TASK DIRECTIONS: Your output must consist solely of the lines from the one containing "Convert this document image to plain text." through the end of the records, reproduced exactly.
◇ ◇ ◇
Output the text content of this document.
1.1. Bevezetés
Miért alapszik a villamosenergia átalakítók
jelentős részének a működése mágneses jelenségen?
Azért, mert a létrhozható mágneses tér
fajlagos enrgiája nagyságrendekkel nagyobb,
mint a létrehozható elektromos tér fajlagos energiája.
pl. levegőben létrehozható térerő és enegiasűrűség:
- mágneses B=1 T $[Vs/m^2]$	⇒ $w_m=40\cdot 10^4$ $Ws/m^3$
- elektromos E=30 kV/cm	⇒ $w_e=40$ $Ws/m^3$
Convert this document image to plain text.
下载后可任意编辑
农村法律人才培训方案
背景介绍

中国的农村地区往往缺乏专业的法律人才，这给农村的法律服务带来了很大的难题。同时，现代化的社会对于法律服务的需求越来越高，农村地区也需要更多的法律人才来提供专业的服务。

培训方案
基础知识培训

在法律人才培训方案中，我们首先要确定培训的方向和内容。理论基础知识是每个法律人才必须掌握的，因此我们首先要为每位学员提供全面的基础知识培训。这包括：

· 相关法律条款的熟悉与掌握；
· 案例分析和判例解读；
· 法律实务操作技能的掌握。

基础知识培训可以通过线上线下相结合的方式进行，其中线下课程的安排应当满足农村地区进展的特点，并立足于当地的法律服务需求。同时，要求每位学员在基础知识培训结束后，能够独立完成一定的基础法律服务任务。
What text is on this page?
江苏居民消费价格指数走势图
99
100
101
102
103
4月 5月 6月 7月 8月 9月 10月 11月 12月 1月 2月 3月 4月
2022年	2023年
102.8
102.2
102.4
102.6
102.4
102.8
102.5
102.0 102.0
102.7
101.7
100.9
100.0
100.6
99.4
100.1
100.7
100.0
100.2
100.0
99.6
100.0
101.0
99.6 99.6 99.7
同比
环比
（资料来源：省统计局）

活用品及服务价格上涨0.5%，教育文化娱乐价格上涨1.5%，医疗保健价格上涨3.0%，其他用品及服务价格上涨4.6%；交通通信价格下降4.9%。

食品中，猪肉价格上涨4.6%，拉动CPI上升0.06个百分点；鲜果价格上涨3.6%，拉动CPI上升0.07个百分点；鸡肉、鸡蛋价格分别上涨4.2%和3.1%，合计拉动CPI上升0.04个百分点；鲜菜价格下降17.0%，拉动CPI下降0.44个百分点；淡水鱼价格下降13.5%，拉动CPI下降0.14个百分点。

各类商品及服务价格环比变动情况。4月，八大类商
◇ ◇ ◇
OUTPUT OF THE TASK:
Convert this document image to plain text.
下载后可任意编辑
农村法律人才培训方案
背景介绍

中国的农村地区往往缺乏专业的法律人才，这给农村的法律服务带来了很大的难题。同时，现代化的社会对于法律服务的需求越来越高，农村地区也需要更多的法律人才来提供专业的服务。

培训方案
基础知识培训

在法律人才培训方案中，我们首先要确定培训的方向和内容。理论基础知识是每个法律人才必须掌握的，因此我们首先要为每位学员提供全面的基础知识培训。这包括：

· 相关法律条款的熟悉与掌握；
· 案例分析和判例解读；
· 法律实务操作技能的掌握。

基础知识培训可以通过线上线下相结合的方式进行，其中线下课程的安排应当满足农村地区进展的特点，并立足于当地的法律服务需求。同时，要求每位学员在基础知识培训结束后，能够独立完成一定的基础法律服务任务。
What text is on this page?
江苏居民消费价格指数走势图
99
100
101
102
103
4月 5月 6月 7月 8月 9月 10月 11月 12月 1月 2月 3月 4月
2022年	2023年
102.8
102.2
102.4
102.6
102.4
102.8
102.5
102.0 102.0
102.7
101.7
100.9
100.0
100.6
99.4
100.1
100.7
100.0
100.2
100.0
99.6
100.0
101.0
99.6 99.6 99.7
同比
环比
（资料来源：省统计局）

活用品及服务价格上涨0.5%，教育文化娱乐价格上涨1.5%，医疗保健价格上涨3.0%，其他用品及服务价格上涨4.6%；交通通信价格下降4.9%。

食品中，猪肉价格上涨4.6%，拉动CPI上升0.06个百分点；鲜果价格上涨3.6%，拉动CPI上升0.07个百分点；鸡肉、鸡蛋价格分别上涨4.2%和3.1%，合计拉动CPI上升0.04个百分点；鲜菜价格下降17.0%，拉动CPI下降0.44个百分点；淡水鱼价格下降13.5%，拉动CPI下降0.14个百分点。

各类商品及服务价格环比变动情况。4月，八大类商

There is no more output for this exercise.